== Materials provided

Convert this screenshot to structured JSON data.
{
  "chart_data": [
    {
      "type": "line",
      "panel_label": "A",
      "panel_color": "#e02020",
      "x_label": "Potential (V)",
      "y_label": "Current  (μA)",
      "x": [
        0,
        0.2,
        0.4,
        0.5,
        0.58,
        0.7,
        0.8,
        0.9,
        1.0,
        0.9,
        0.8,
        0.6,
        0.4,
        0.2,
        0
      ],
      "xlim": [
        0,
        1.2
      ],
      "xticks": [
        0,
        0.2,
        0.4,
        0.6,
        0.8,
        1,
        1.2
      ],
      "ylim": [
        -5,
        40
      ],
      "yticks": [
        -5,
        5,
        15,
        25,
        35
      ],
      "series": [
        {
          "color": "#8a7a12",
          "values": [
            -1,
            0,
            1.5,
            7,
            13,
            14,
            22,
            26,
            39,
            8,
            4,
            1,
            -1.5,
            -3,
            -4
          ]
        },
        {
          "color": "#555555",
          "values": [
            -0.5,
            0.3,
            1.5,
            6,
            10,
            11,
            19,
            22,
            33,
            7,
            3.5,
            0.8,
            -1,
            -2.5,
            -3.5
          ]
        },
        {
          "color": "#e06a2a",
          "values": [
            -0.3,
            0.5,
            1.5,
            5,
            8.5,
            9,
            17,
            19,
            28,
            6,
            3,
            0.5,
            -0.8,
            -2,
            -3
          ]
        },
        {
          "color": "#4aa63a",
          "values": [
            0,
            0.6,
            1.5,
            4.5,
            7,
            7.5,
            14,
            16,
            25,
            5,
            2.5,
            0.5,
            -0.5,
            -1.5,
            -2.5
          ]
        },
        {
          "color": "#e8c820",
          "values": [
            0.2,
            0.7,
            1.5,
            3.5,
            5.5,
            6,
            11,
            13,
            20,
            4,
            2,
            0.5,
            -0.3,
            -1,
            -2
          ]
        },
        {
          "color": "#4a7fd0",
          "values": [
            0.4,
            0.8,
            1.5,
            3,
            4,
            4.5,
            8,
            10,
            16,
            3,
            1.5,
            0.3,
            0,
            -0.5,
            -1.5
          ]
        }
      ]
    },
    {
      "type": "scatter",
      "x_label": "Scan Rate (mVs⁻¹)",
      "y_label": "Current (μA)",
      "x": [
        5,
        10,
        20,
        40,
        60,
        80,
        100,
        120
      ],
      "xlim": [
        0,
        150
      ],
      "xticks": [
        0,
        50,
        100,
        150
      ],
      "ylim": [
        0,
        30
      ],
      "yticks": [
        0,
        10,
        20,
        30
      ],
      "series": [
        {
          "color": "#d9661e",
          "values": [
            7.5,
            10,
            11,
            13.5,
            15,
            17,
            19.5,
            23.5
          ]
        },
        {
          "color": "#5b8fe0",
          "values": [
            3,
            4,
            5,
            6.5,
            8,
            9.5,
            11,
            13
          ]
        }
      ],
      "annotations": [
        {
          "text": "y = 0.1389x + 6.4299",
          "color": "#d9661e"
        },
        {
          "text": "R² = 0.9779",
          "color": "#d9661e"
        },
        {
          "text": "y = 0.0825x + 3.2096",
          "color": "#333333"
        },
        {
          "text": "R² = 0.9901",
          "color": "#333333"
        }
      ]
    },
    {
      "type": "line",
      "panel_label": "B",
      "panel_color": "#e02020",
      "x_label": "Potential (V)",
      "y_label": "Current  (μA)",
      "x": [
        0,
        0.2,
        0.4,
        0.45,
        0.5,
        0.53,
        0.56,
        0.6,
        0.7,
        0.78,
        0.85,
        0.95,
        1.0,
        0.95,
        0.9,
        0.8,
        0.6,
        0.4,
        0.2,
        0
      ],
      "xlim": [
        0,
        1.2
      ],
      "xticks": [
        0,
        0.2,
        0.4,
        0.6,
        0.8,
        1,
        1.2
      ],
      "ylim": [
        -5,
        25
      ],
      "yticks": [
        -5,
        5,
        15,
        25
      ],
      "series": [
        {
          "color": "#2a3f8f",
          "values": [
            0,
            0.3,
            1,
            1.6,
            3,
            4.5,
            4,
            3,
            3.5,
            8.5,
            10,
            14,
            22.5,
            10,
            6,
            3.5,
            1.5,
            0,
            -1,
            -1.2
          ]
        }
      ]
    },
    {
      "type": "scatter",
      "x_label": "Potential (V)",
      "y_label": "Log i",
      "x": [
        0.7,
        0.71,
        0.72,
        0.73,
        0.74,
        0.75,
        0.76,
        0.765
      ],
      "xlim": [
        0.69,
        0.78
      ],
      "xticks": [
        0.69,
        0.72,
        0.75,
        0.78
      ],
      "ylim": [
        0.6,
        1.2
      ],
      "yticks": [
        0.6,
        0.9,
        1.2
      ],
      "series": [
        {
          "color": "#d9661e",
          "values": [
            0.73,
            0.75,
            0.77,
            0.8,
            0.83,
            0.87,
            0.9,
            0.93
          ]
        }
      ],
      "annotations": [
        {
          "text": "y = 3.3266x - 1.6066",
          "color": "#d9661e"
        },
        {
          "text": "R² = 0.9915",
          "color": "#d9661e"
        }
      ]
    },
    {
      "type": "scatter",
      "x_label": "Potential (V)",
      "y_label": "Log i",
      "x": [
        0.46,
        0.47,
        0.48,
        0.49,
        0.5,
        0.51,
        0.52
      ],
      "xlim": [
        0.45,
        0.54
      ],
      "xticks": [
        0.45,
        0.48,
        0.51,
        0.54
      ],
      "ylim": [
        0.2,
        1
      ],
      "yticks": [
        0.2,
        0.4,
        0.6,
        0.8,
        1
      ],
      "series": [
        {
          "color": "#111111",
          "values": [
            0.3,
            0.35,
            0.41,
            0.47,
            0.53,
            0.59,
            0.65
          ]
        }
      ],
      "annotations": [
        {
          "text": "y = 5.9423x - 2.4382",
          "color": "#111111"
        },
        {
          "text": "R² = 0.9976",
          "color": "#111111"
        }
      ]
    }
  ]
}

====

*Task requirements*
Print every record above exactly as written.

*The completed task*
Convert this screenshot to structured JSON data.
{
  "chart_data": [
    {
      "type": "line",
      "panel_label": "A",
      "panel_color": "#e02020",
      "x_label": "Potential (V)",
      "y_label": "Current  (μA)",
      "x": [
        0,
        0.2,
        0.4,
        0.5,
        0.58,
        0.7,
        0.8,
        0.9,
        1.0,
        0.9,
        0.8,
        0.6,
        0.4,
        0.2,
        0
      ],
      "xlim": [
        0,
        1.2
      ],
      "xticks": [
        0,
        0.2,
        0.4,
        0.6,
        0.8,
        1,
        1.2
      ],
      "ylim": [
        -5,
        40
      ],
      "yticks": [
        -5,
        5,
        15,
        25,
        35
      ],
      "series": [
        {
          "color": "#8a7a12",
          "values": [
            -1,
            0,
            1.5,
            7,
            13,
            14,
            22,
            26,
            39,
            8,
            4,
            1,
            -1.5,
            -3,
            -4
          ]
        },
        {
          "color": "#555555",
          "values": [
            -0.5,
            0.3,
            1.5,
            6,
            10,
            11,
            19,
            22,
            33,
            7,
            3.5,
            0.8,
            -1,
            -2.5,
            -3.5
          ]
        },
        {
          "color": "#e06a2a",
          "values": [
            -0.3,
            0.5,
            1.5,
            5,
            8.5,
            9,
            17,
            19,
            28,
            6,
            3,
            0.5,
            -0.8,
            -2,
            -3
          ]
        },
        {
          "color": "#4aa63a",
          "values": [
            0,
            0.6,
            1.5,
            4.5,
            7,
            7.5,
            14,
            16,
            25,
            5,
            2.5,
            0.5,
            -0.5,
            -1.5,
            -2.5
          ]
        },
        {
          "color": "#e8c820",
          "values": [
            0.2,
            0.7,
            1.5,
            3.5,
            5.5,
            6,
            11,
            13,
            20,
            4,
            2,
            0.5,
            -0.3,
            -1,
            -2
          ]
        },
        {
          "color": "#4a7fd0",
          "values": [
            0.4,
            0.8,
            1.5,
            3,
            4,
            4.5,
            8,
            10,
            16,
            3,
            1.5,
            0.3,
            0,
            -0.5,
            -1.5
          ]
        }
      ]
    },
    {
      "type": "scatter",
      "x_label": "Scan Rate (mVs⁻¹)",
      "y_label": "Current (μA)",
      "x": [
        5,
        10,
        20,
        40,
        60,
        80,
        100,
        120
      ],
      "xlim": [
        0,
        150
      ],
      "xticks": [
        0,
        50,
        100,
        150
      ],
      "ylim": [
        0,
        30
      ],
      "yticks": [
        0,
        10,
        20,
        30
      ],
      "series": [
        {
          "color": "#d9661e",
          "values": [
            7.5,
            10,
            11,
            13.5,
            15,
            17,
            19.5,
            23.5
          ]
        },
        {
          "color": "#5b8fe0",
          "values": [
            3,
            4,
            5,
            6.5,
            8,
            9.5,
            11,
            13
          ]
        }
      ],
      "annotations": [
        {
          "text": "y = 0.1389x + 6.4299",
          "color": "#d9661e"
        },
        {
          "text": "R² = 0.9779",
          "color": "#d9661e"
        },
        {
          "text": "y = 0.0825x + 3.2096",
          "color": "#333333"
        },
        {
          "text": "R² = 0.9901",
          "color": "#333333"
        }
      ]
    },
    {
      "type": "line",
      "panel_label": "B",
      "panel_color": "#e02020",
      "x_label": "Potential (V)",
      "y_label": "Current  (μA)",
      "x": [
        0,
        0.2,
        0.4,
        0.45,
        0.5,
        0.53,
        0.56,
        0.6,
        0.7,
        0.78,
        0.85,
        0.95,
        1.0,
        0.95,
        0.9,
        0.8,
        0.6,
        0.4,
        0.2,
        0
      ],
      "xlim": [
        0,
        1.2
      ],
      "xticks": [
        0,
        0.2,
        0.4,
        0.6,
        0.8,
        1,
        1.2
      ],
      "ylim": [
        -5,
        25
      ],
      "yticks": [
        -5,
        5,
        15,
        25
      ],
      "series": [
        {
          "color": "#2a3f8f",
          "values": [
            0,
            0.3,
            1,
            1.6,
            3,
            4.5,
            4,
            3,
            3.5,
            8.5,
            10,
            14,
            22.5,
            10,
            6,
            3.5,
            1.5,
            0,
            -1,
            -1.2
          ]
        }
      ]
    },
    {
      "type": "scatter",
      "x_label": "Potential (V)",
      "y_label": "Log i",
      "x": [
        0.7,
        0.71,
        0.72,
        0.73,
        0.74,
        0.75,
        0.76,
        0.765
      ],
      "xlim": [
        0.69,
        0.78
      ],
      "xticks": [
        0.69,
        0.72,
        0.75,
        0.78
      ],
      "ylim": [
        0.6,
        1.2
      ],
      "yticks": [
        0.6,
        0.9,
        1.2
      ],
      "series": [
        {
          "color": "#d9661e",
          "values": [
            0.73,
            0.75,
            0.77,
            0.8,
            0.83,
            0.87,
            0.9,
            0.93
          ]
        }
      ],
      "annotations": [
        {
          "text": "y = 3.3266x - 1.6066",
          "color": "#d9661e"
        },
        {
          "text": "R² = 0.9915",
          "color": "#d9661e"
        }
      ]
    },
    {
      "type": "scatter",
      "x_label": "Potential (V)",
      "y_label": "Log i",
      "x": [
        0.46,
        0.47,
        0.48,
        0.49,
        0.5,
        0.51,
        0.52
      ],
      "xlim": [
        0.45,
        0.54
      ],
      "xticks": [
        0.45,
        0.48,
        0.51,
        0.54
      ],
      "ylim": [
        0.2,
        1
      ],
      "yticks": [
        0.2,
        0.4,
        0.6,
        0.8,
        1
      ],
      "series": [
        {
          "color": "#111111",
          "values": [
            0.3,
            0.35,
            0.41,
            0.47,
            0.53,
            0.59,
            0.65
          ]
        }
      ],
      "annotations": [
        {
          "text": "y = 5.9423x - 2.4382",
          "color": "#111111"
        },
        {
          "text": "R² = 0.9976",
          "color": "#111111"
        }
      ]
    }
  ]
}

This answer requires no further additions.